## Given instruction
Extract every line below, verbatim.

## Data entries
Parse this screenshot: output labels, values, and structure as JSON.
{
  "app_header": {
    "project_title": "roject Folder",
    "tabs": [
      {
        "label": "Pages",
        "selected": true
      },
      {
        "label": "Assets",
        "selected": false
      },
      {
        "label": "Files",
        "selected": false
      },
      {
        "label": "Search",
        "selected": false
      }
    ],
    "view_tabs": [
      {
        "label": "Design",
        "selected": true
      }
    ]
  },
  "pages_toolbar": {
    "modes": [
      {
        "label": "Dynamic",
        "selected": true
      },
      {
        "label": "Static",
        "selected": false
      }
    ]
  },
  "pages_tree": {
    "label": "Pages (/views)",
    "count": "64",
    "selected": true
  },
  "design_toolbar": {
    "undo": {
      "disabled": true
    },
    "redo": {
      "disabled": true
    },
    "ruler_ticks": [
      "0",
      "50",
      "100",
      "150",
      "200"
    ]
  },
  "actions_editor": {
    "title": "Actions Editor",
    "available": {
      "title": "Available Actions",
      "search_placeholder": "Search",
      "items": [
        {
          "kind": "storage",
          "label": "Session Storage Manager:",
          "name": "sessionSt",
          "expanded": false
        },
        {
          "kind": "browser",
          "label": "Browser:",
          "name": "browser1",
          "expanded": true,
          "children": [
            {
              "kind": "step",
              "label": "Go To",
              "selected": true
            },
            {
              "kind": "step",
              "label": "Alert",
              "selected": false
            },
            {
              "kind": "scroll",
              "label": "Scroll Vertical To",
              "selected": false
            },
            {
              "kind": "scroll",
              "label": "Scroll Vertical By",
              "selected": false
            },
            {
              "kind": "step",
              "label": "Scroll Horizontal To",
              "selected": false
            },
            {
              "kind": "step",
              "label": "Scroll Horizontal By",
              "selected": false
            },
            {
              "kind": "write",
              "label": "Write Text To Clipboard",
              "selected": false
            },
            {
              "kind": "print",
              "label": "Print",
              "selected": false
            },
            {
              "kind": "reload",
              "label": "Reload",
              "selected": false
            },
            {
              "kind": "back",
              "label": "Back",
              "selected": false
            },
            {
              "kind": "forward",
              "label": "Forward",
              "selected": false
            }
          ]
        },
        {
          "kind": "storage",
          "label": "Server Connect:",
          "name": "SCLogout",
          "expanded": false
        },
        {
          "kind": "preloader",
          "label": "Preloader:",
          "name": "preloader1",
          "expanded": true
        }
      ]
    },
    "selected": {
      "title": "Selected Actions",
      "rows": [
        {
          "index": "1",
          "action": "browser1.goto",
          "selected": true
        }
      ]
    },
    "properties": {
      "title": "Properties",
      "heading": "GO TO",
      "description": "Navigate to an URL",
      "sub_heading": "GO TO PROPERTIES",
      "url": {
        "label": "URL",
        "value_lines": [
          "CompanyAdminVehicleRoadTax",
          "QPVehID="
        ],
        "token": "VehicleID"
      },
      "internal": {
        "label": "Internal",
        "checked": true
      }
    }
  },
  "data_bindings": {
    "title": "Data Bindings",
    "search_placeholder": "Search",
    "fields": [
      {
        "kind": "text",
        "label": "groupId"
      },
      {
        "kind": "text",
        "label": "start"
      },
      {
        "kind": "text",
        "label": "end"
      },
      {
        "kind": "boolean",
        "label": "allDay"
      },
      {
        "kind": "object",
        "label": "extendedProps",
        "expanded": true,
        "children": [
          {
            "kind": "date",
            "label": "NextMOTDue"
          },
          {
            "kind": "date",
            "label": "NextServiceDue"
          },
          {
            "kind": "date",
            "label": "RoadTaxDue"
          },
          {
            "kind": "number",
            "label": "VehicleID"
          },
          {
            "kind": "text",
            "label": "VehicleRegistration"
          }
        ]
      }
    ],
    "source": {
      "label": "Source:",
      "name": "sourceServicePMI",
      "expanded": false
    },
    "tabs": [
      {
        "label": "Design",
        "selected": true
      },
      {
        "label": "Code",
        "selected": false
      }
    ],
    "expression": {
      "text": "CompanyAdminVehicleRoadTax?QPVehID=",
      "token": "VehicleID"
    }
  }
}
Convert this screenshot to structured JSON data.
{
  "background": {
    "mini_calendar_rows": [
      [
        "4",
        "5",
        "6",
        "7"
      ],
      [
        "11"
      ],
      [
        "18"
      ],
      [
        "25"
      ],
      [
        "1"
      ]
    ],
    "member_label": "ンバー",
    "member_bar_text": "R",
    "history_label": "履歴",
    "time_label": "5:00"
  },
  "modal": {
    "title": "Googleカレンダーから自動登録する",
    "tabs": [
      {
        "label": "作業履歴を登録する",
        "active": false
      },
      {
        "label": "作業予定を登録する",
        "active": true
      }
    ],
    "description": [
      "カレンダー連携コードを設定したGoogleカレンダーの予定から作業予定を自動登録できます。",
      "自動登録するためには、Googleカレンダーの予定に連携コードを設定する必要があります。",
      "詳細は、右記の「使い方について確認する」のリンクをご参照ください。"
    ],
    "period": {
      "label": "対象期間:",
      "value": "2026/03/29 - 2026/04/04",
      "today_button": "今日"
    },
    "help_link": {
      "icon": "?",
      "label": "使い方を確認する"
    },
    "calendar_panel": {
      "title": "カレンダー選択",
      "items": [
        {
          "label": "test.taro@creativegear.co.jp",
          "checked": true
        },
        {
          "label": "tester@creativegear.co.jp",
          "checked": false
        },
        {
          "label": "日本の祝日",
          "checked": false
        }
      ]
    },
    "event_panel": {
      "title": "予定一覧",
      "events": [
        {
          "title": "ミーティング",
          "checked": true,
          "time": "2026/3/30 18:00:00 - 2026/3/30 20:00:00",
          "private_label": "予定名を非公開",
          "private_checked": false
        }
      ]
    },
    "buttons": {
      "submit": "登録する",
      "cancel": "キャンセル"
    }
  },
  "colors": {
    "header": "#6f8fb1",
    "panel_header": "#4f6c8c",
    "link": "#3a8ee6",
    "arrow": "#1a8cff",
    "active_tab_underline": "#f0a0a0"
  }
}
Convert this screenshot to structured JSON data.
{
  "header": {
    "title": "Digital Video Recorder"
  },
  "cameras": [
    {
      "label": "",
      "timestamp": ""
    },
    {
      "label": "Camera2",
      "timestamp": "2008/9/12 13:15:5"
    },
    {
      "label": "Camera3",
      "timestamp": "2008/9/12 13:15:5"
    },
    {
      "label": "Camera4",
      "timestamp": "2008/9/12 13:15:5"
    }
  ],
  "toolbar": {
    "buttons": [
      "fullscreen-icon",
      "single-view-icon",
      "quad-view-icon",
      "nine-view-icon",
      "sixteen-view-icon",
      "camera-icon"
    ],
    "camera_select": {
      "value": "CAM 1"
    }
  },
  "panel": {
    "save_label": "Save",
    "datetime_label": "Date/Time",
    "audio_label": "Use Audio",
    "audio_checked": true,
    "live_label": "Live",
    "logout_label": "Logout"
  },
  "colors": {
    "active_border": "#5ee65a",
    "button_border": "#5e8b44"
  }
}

## Exercise result
Parse this screenshot: output labels, values, and structure as JSON.
{
  "app_header": {
    "project_title": "roject Folder",
    "tabs": [
      {
        "label": "Pages",
        "selected": true
      },
      {
        "label": "Assets",
        "selected": false
      },
      {
        "label": "Files",
        "selected": false
      },
      {
        "label": "Search",
        "selected": false
      }
    ],
    "view_tabs": [
      {
        "label": "Design",
        "selected": true
      }
    ]
  },
  "pages_toolbar": {
    "modes": [
      {
        "label": "Dynamic",
        "selected": true
      },
      {
        "label": "Static",
        "selected": false
      }
    ]
  },
  "pages_tree": {
    "label": "Pages (/views)",
    "count": "64",
    "selected": true
  },
  "design_toolbar": {
    "undo": {
      "disabled": true
    },
    "redo": {
      "disabled": true
    },
    "ruler_ticks": [
      "0",
      "50",
      "100",
      "150",
      "200"
    ]
  },
  "actions_editor": {
    "title": "Actions Editor",
    "available": {
      "title": "Available Actions",
      "search_placeholder": "Search",
      "items": [
        {
          "kind": "storage",
          "label": "Session Storage Manager:",
          "name": "sessionSt",
          "expanded": false
        },
        {
          "kind": "browser",
          "label": "Browser:",
          "name": "browser1",
          "expanded": true,
          "children": [
            {
              "kind": "step",
              "label": "Go To",
              "selected": true
            },
            {
              "kind": "step",
              "label": "Alert",
              "selected": false
            },
            {
              "kind": "scroll",
              "label": "Scroll Vertical To",
              "selected": false
            },
            {
              "kind": "scroll",
              "label": "Scroll Vertical By",
              "selected": false
            },
            {
              "kind": "step",
              "label": "Scroll Horizontal To",
              "selected": false
            },
            {
              "kind": "step",
              "label": "Scroll Horizontal By",
              "selected": false
            },
            {
              "kind": "write",
              "label": "Write Text To Clipboard",
              "selected": false
            },
            {
              "kind": "print",
              "label": "Print",
              "selected": false
            },
            {
              "kind": "reload",
              "label": "Reload",
              "selected": false
            },
            {
              "kind": "back",
              "label": "Back",
              "selected": false
            },
            {
              "kind": "forward",
              "label": "Forward",
              "selected": false
            }
          ]
        },
        {
          "kind": "storage",
          "label": "Server Connect:",
          "name": "SCLogout",
          "expanded": false
        },
        {
          "kind": "preloader",
          "label": "Preloader:",
          "name": "preloader1",
          "expanded": true
        }
      ]
    },
    "selected": {
      "title": "Selected Actions",
      "rows": [
        {
          "index": "1",
          "action": "browser1.goto",
          "selected": true
        }
      ]
    },
    "properties": {
      "title": "Properties",
      "heading": "GO TO",
      "description": "Navigate to an URL",
      "sub_heading": "GO TO PROPERTIES",
      "url": {
        "label": "URL",
        "value_lines": [
          "CompanyAdminVehicleRoadTax",
          "QPVehID="
        ],
        "token": "VehicleID"
      },
      "internal": {
        "label": "Internal",
        "checked": true
      }
    }
  },
  "data_bindings": {
    "title": "Data Bindings",
    "search_placeholder": "Search",
    "fields": [
      {
        "kind": "text",
        "label": "groupId"
      },
      {
        "kind": "text",
        "label": "start"
      },
      {
        "kind": "text",
        "label": "end"
      },
      {
        "kind": "boolean",
        "label": "allDay"
      },
      {
        "kind": "object",
        "label": "extendedProps",
        "expanded": true,
        "children": [
          {
            "kind": "date",
            "label": "NextMOTDue"
          },
          {
            "kind": "date",
            "label": "NextServiceDue"
          },
          {
            "kind": "date",
            "label": "RoadTaxDue"
          },
          {
            "kind": "number",
            "label": "VehicleID"
          },
          {
            "kind": "text",
            "label": "VehicleRegistration"
          }
        ]
      }
    ],
    "source": {
      "label": "Source:",
      "name": "sourceServicePMI",
      "expanded": false
    },
    "tabs": [
      {
        "label": "Design",
        "selected": true
      },
      {
        "label": "Code",
        "selected": false
      }
    ],
    "expression": {
      "text": "CompanyAdminVehicleRoadTax?QPVehID=",
      "token": "VehicleID"
    }
  }
}
Convert this screenshot to structured JSON data.
{
  "background": {
    "mini_calendar_rows": [
      [
        "4",
        "5",
        "6",
        "7"
      ],
      [
        "11"
      ],
      [
        "18"
      ],
      [
        "25"
      ],
      [
        "1"
      ]
    ],
    "member_label": "ンバー",
    "member_bar_text": "R",
    "history_label": "履歴",
    "time_label": "5:00"
  },
  "modal": {
    "title": "Googleカレンダーから自動登録する",
    "tabs": [
      {
        "label": "作業履歴を登録する",
        "active": false
      },
      {
        "label": "作業予定を登録する",
        "active": true
      }
    ],
    "description": [
      "カレンダー連携コードを設定したGoogleカレンダーの予定から作業予定を自動登録できます。",
      "自動登録するためには、Googleカレンダーの予定に連携コードを設定する必要があります。",
      "詳細は、右記の「使い方について確認する」のリンクをご参照ください。"
    ],
    "period": {
      "label": "対象期間:",
      "value": "2026/03/29 - 2026/04/04",
      "today_button": "今日"
    },
    "help_link": {
      "icon": "?",
      "label": "使い方を確認する"
    },
    "calendar_panel": {
      "title": "カレンダー選択",
      "items": [
        {
          "label": "test.taro@creativegear.co.jp",
          "checked": true
        },
        {
          "label": "tester@creativegear.co.jp",
          "checked": false
        },
        {
          "label": "日本の祝日",
          "checked": false
        }
      ]
    },
    "event_panel": {
      "title": "予定一覧",
      "events": [
        {
          "title": "ミーティング",
          "checked": true,
          "time": "2026/3/30 18:00:00 - 2026/3/30 20:00:00",
          "private_label": "予定名を非公開",
          "private_checked": false
        }
      ]
    },
    "buttons": {
      "submit": "登録する",
      "cancel": "キャンセル"
    }
  },
  "colors": {
    "header": "#6f8fb1",
    "panel_header": "#4f6c8c",
    "link": "#3a8ee6",
    "arrow": "#1a8cff",
    "active_tab_underline": "#f0a0a0"
  }
}
Convert this screenshot to structured JSON data.
{
  "header": {
    "title": "Digital Video Recorder"
  },
  "cameras": [
    {
      "label": "",
      "timestamp": ""
    },
    {
      "label": "Camera2",
      "timestamp": "2008/9/12 13:15:5"
    },
    {
      "label": "Camera3",
      "timestamp": "2008/9/12 13:15:5"
    },
    {
      "label": "Camera4",
      "timestamp": "2008/9/12 13:15:5"
    }
  ],
  "toolbar": {
    "buttons": [
      "fullscreen-icon",
      "single-view-icon",
      "quad-view-icon",
      "nine-view-icon",
      "sixteen-view-icon",
      "camera-icon"
    ],
    "camera_select": {
      "value": "CAM 1"
    }
  },
  "panel": {
    "save_label": "Save",
    "datetime_label": "Date/Time",
    "audio_label": "Use Audio",
    "audio_checked": true,
    "live_label": "Live",
    "logout_label": "Logout"
  },
  "colors": {
    "active_border": "#5ee65a",
    "button_border": "#5e8b44"
  }
}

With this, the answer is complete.